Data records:

####

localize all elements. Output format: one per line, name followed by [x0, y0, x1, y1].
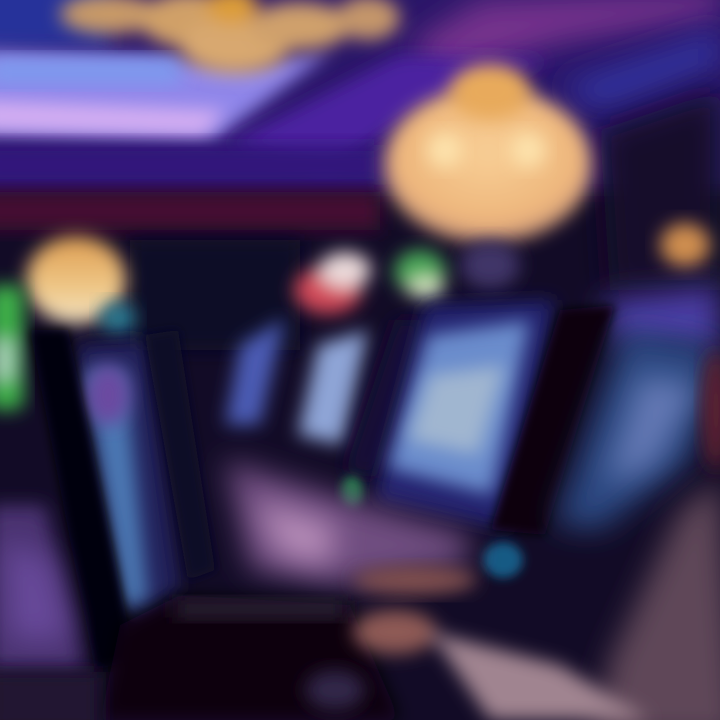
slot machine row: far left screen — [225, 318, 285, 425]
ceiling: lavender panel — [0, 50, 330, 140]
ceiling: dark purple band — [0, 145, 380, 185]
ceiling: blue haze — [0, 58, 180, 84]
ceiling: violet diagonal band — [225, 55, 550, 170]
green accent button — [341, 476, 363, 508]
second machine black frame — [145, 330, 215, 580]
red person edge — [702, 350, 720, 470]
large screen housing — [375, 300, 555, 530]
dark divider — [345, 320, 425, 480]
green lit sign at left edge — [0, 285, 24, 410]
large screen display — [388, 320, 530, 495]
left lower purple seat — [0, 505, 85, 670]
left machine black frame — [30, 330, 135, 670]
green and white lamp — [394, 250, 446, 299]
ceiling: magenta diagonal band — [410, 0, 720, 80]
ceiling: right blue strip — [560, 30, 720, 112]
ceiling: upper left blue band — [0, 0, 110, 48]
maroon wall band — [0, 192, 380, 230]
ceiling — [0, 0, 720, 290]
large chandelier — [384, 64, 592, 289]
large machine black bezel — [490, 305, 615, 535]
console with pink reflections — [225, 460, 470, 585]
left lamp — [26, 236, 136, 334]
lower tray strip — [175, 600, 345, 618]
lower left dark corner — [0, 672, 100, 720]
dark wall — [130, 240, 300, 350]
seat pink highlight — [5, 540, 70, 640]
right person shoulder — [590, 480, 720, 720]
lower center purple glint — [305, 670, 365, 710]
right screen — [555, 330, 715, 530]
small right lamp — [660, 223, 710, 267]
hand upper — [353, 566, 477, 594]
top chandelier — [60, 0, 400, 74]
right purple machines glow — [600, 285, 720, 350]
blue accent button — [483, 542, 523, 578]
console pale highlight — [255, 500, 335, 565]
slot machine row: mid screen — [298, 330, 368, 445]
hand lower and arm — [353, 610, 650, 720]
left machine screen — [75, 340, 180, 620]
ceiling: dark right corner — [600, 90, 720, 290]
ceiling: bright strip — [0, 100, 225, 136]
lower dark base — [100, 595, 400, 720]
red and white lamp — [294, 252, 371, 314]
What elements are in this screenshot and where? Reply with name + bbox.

####

Requirements:
Reproduce every line of the items above word for word, leaving out the picture lines.

Output:
localize all elements. Output format: one per line, name followed by [x0, y0, x1, y1].
slot machine row: far left screen — [225, 318, 285, 425]
ceiling: lavender panel — [0, 50, 330, 140]
ceiling: dark purple band — [0, 145, 380, 185]
ceiling: blue haze — [0, 58, 180, 84]
ceiling: violet diagonal band — [225, 55, 550, 170]
green accent button — [341, 476, 363, 508]
second machine black frame — [145, 330, 215, 580]
red person edge — [702, 350, 720, 470]
large screen housing — [375, 300, 555, 530]
dark divider — [345, 320, 425, 480]
green lit sign at left edge — [0, 285, 24, 410]
large screen display — [388, 320, 530, 495]
left lower purple seat — [0, 505, 85, 670]
left machine black frame — [30, 330, 135, 670]
green and white lamp — [394, 250, 446, 299]
ceiling: magenta diagonal band — [410, 0, 720, 80]
ceiling: right blue strip — [560, 30, 720, 112]
ceiling: upper left blue band — [0, 0, 110, 48]
maroon wall band — [0, 192, 380, 230]
ceiling — [0, 0, 720, 290]
large chandelier — [384, 64, 592, 289]
large machine black bezel — [490, 305, 615, 535]
console with pink reflections — [225, 460, 470, 585]
left lamp — [26, 236, 136, 334]
lower tray strip — [175, 600, 345, 618]
lower left dark corner — [0, 672, 100, 720]
dark wall — [130, 240, 300, 350]
seat pink highlight — [5, 540, 70, 640]
right person shoulder — [590, 480, 720, 720]
lower center purple glint — [305, 670, 365, 710]
right screen — [555, 330, 715, 530]
small right lamp — [660, 223, 710, 267]
hand upper — [353, 566, 477, 594]
top chandelier — [60, 0, 400, 74]
right purple machines glow — [600, 285, 720, 350]
blue accent button — [483, 542, 523, 578]
console pale highlight — [255, 500, 335, 565]
slot machine row: mid screen — [298, 330, 368, 445]
hand lower and arm — [353, 610, 650, 720]
left machine screen — [75, 340, 180, 620]
ceiling: dark right corner — [600, 90, 720, 290]
ceiling: bright strip — [0, 100, 225, 136]
lower dark base — [100, 595, 400, 720]
red and white lamp — [294, 252, 371, 314]
What elements are in this screenshot and where? Reply with name + bbox.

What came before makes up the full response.